**Records provided:**
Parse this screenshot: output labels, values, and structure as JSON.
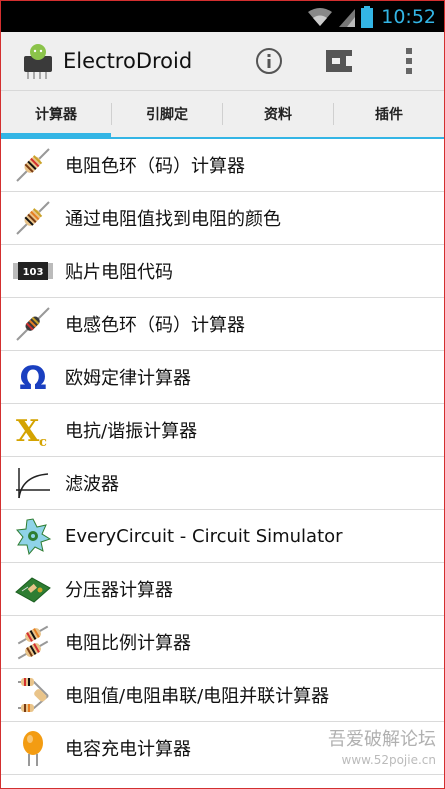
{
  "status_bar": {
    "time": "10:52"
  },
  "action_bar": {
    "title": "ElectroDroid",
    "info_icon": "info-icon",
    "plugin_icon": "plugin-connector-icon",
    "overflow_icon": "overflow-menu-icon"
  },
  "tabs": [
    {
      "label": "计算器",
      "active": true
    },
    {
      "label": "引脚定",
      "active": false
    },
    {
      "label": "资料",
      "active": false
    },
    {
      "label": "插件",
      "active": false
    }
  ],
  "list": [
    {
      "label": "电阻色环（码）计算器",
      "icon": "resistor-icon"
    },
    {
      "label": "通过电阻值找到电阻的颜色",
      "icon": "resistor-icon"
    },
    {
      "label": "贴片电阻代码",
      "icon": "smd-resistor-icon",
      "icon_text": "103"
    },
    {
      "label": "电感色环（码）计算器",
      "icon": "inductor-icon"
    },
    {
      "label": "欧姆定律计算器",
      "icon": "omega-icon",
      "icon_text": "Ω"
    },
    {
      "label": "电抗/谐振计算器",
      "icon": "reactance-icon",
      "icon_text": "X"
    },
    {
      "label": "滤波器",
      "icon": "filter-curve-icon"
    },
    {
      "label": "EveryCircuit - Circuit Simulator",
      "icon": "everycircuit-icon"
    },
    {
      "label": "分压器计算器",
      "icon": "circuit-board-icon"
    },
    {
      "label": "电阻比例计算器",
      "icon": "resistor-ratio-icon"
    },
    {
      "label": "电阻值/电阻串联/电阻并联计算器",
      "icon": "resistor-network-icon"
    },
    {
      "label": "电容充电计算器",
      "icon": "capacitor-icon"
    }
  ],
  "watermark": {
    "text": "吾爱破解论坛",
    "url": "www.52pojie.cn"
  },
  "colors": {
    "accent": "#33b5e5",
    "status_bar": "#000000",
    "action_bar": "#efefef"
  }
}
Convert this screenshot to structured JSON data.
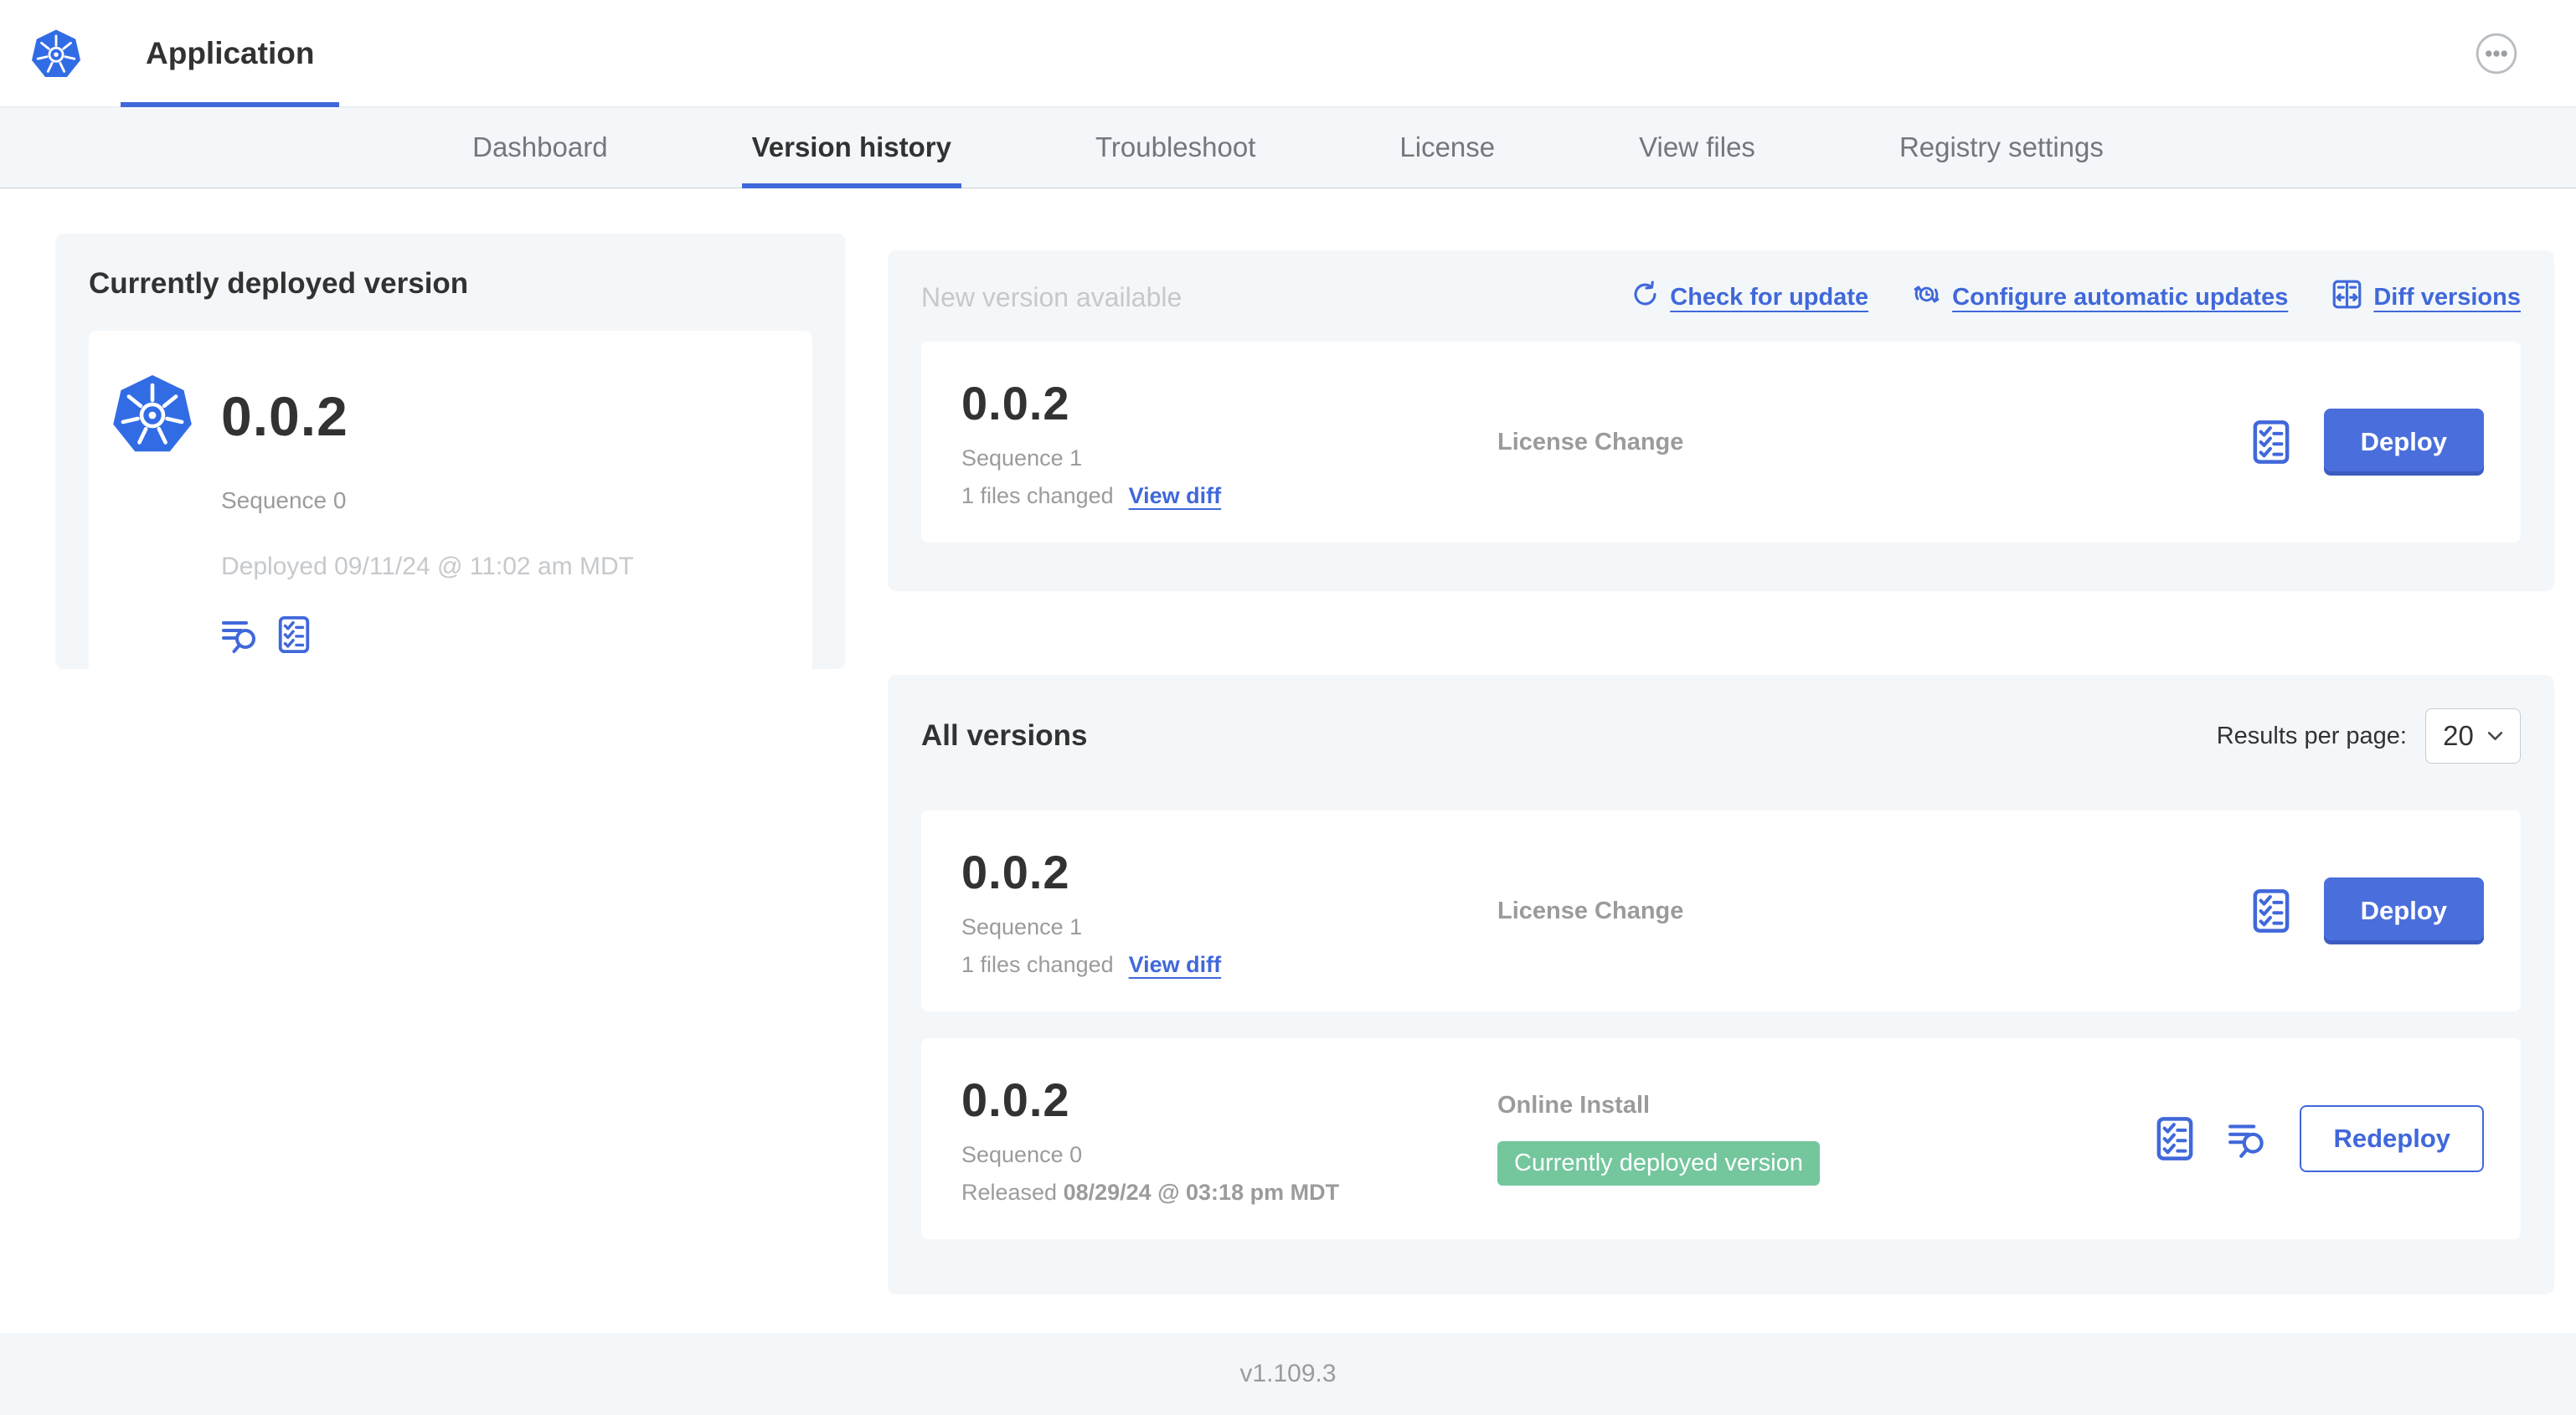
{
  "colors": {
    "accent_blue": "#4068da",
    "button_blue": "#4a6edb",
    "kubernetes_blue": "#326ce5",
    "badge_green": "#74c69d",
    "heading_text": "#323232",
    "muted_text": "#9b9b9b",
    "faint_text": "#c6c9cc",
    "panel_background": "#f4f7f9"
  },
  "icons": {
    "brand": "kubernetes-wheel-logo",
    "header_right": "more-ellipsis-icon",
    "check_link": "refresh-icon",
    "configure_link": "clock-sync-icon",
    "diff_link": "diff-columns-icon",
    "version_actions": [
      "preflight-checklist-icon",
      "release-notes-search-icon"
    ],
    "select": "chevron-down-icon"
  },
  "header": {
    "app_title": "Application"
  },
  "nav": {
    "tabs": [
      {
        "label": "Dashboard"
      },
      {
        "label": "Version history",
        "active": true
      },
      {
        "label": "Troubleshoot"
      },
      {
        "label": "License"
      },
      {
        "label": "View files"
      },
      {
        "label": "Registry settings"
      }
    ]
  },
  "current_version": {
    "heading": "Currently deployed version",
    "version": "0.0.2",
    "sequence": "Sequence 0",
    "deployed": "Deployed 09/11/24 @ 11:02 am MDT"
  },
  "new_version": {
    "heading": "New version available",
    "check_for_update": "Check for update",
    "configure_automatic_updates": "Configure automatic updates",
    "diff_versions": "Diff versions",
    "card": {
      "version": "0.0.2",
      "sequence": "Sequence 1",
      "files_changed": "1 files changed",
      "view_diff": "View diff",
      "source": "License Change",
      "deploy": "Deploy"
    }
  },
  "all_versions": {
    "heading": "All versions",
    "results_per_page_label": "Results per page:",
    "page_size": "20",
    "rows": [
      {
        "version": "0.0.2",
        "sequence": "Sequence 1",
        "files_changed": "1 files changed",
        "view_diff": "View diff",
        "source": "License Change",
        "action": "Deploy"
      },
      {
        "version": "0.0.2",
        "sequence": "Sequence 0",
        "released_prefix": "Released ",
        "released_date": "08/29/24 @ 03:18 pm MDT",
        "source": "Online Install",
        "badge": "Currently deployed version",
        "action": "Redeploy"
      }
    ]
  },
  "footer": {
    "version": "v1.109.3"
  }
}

...

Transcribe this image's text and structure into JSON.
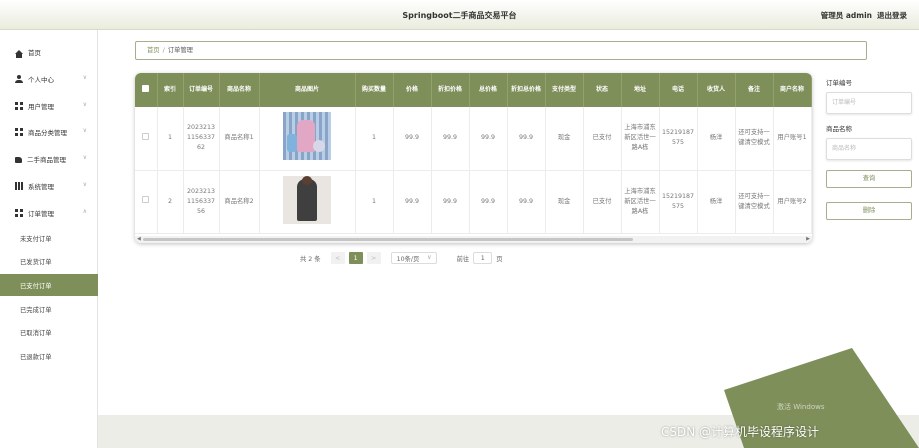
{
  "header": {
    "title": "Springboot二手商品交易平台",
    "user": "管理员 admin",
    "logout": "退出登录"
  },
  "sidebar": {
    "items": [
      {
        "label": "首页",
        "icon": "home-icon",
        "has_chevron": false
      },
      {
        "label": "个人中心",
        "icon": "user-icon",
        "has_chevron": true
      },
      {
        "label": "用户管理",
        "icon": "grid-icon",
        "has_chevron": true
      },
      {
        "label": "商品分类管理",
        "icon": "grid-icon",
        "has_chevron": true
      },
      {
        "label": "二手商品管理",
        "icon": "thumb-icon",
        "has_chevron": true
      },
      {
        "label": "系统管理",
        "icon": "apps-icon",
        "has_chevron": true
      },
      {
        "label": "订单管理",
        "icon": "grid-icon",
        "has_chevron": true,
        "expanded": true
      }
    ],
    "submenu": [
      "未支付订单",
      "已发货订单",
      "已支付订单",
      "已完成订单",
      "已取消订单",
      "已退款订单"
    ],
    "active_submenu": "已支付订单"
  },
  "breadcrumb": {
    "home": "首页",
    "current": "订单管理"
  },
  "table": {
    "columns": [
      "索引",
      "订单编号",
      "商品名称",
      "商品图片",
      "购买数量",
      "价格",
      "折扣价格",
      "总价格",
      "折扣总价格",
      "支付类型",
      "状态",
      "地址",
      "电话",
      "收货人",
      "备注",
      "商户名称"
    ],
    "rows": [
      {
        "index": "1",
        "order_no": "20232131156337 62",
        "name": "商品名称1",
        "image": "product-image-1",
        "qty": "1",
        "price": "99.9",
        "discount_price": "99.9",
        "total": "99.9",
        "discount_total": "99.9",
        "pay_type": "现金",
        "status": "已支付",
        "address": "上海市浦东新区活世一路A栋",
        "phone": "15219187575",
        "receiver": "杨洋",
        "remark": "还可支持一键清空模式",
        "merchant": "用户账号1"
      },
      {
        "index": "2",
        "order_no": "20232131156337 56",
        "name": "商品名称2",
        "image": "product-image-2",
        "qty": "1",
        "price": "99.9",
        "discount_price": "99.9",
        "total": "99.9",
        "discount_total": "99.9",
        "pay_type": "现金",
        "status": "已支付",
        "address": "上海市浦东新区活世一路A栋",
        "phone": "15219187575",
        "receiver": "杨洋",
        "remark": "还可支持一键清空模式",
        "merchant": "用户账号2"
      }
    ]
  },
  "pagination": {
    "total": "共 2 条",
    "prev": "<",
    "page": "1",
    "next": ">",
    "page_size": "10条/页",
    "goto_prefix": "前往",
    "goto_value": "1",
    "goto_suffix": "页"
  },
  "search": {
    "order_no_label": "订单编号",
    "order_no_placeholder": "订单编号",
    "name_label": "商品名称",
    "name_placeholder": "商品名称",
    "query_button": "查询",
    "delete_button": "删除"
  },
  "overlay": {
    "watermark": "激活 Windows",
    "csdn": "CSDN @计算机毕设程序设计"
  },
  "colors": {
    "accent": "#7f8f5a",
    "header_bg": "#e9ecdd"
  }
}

**Written exercise:** Find the word "Sequence" in the records and pull out each line that has it.

**Answer below:**
    "sequence": "Sequence 0",
      "sequence": "Sequence 1",
        "sequence": "Sequence 1",
        "sequence": "Sequence 0",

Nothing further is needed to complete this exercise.